──────── LISTED ENTRIES
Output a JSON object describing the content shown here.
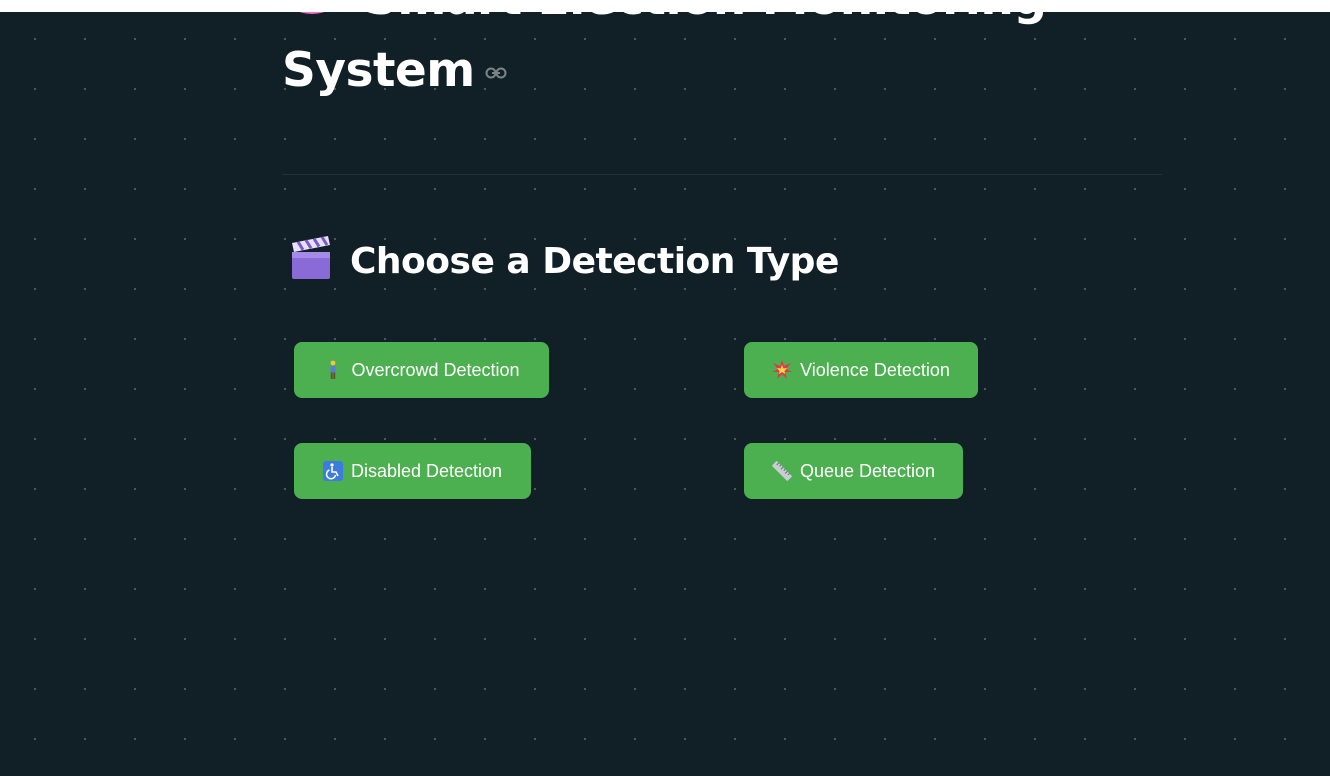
{
  "page": {
    "title": "Smart Election Monitoring System",
    "title_icon": "brain-icon",
    "subtitle": "Choose a Detection Type",
    "subtitle_icon": "clapper-board-icon"
  },
  "buttons": [
    {
      "label": "Overcrowd Detection",
      "icon": "person-standing-icon"
    },
    {
      "label": "Violence Detection",
      "icon": "collision-icon"
    },
    {
      "label": "Disabled Detection",
      "icon": "wheelchair-icon"
    },
    {
      "label": "Queue Detection",
      "icon": "ruler-icon"
    }
  ],
  "colors": {
    "background": "#111f26",
    "button": "#4caf50",
    "text": "#ffffff",
    "top_bar": "#ffffff"
  }
}
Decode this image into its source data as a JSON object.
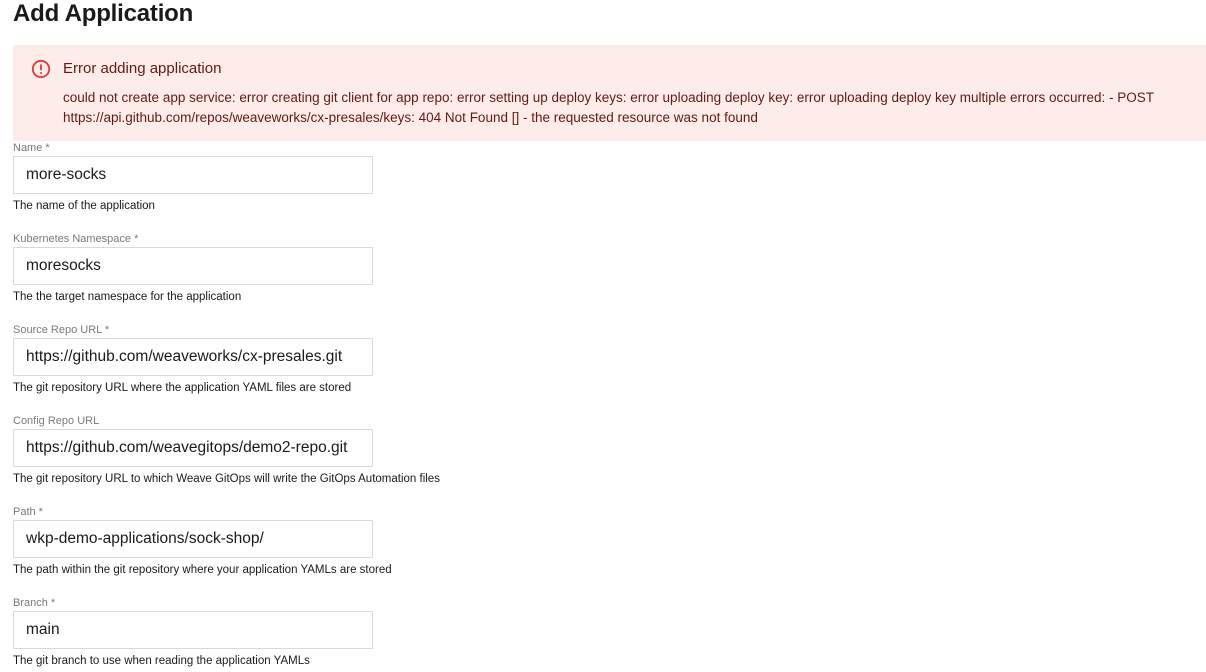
{
  "page": {
    "title": "Add Application"
  },
  "alert": {
    "icon": "error-outline-icon",
    "title": "Error adding application",
    "message": "could not create app service: error creating git client for app repo: error setting up deploy keys: error uploading deploy key: error uploading deploy key multiple errors occurred: - POST https://api.github.com/repos/weaveworks/cx-presales/keys: 404 Not Found [] - the requested resource was not found",
    "color": "#e53935",
    "background": "#fdecea"
  },
  "fields": [
    {
      "label": "Name *",
      "value": "more-socks",
      "help": "The name of the application"
    },
    {
      "label": "Kubernetes Namespace *",
      "value": "moresocks",
      "help": "The the target namespace for the application"
    },
    {
      "label": "Source Repo URL *",
      "value": "https://github.com/weaveworks/cx-presales.git",
      "help": "The git repository URL where the application YAML files are stored"
    },
    {
      "label": "Config Repo URL",
      "value": "https://github.com/weavegitops/demo2-repo.git",
      "help": "The git repository URL to which Weave GitOps will write the GitOps Automation files"
    },
    {
      "label": "Path *",
      "value": "wkp-demo-applications/sock-shop/",
      "help": "The path within the git repository where your application YAMLs are stored"
    },
    {
      "label": "Branch *",
      "value": "main",
      "help": "The git branch to use when reading the application YAMLs"
    }
  ]
}
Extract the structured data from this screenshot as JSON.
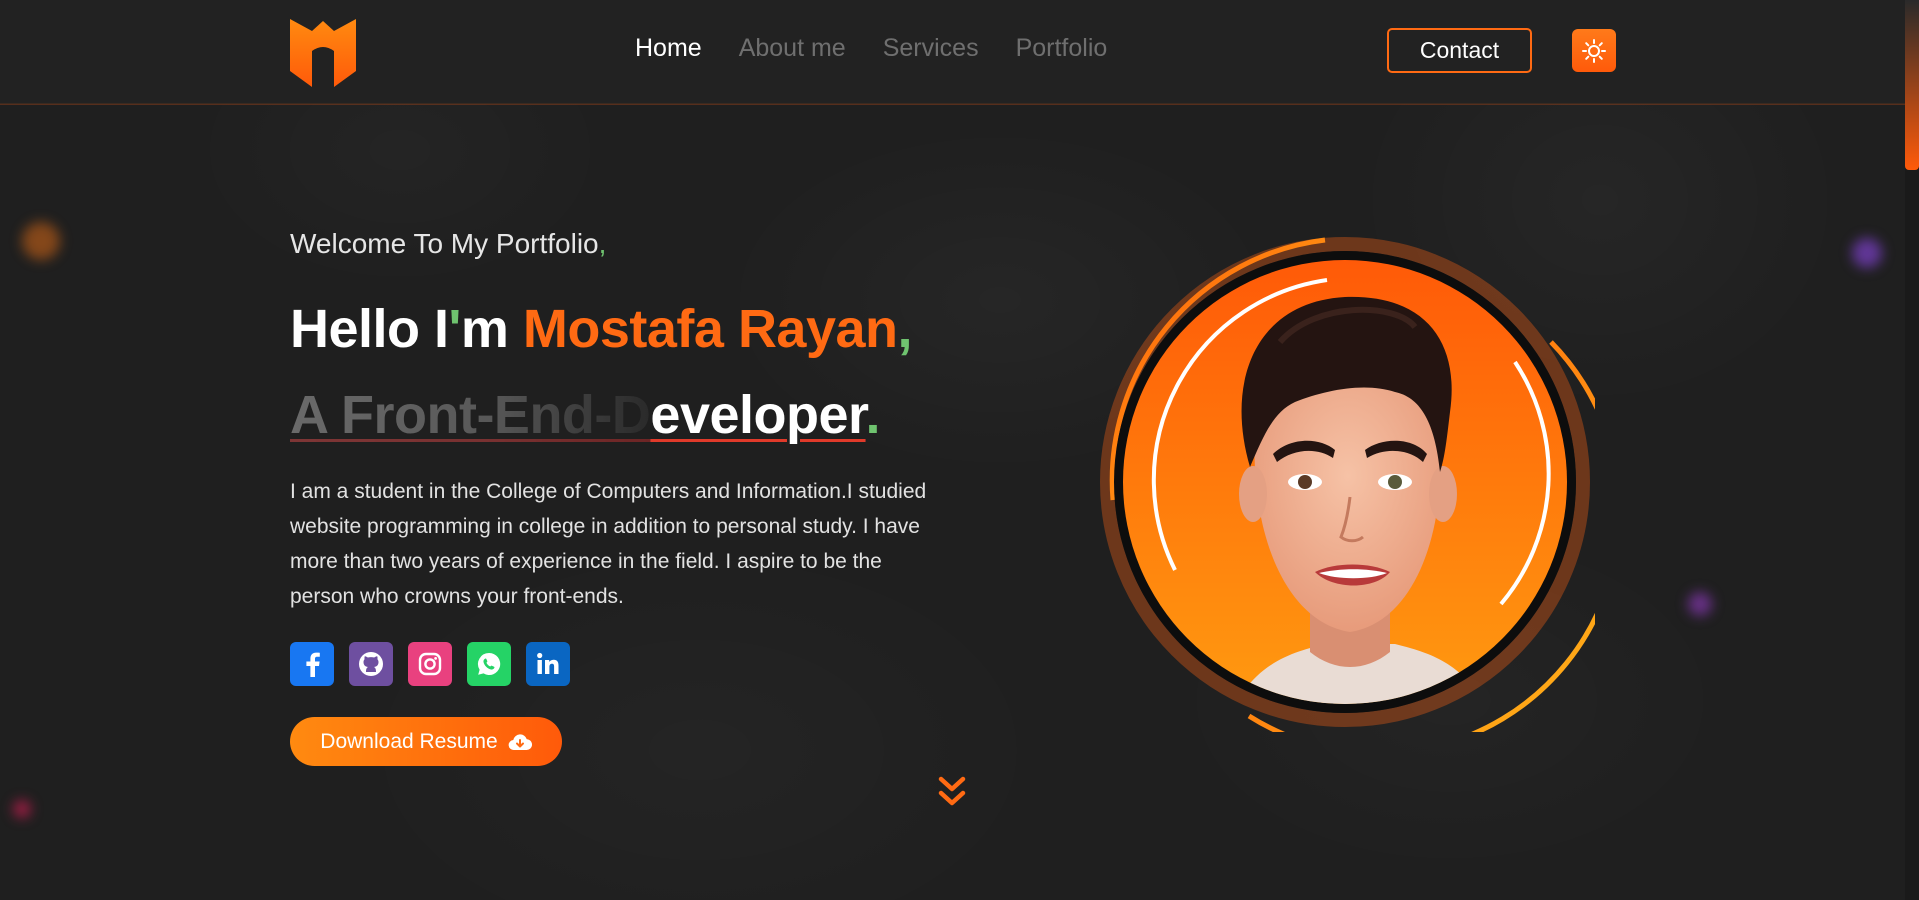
────────────────
> [DIRECTIONS]:
Scan the lines for the string "Detection". Copy out each line that matches.

> [CORRECT ANSWER]:
    "subtitle": "Choose a Detection Type",
      "label": "Overcrowd Detection",
      "label": "Violence Detection",
      "label": "Disabled Detection",
      "label": "Queue Detection",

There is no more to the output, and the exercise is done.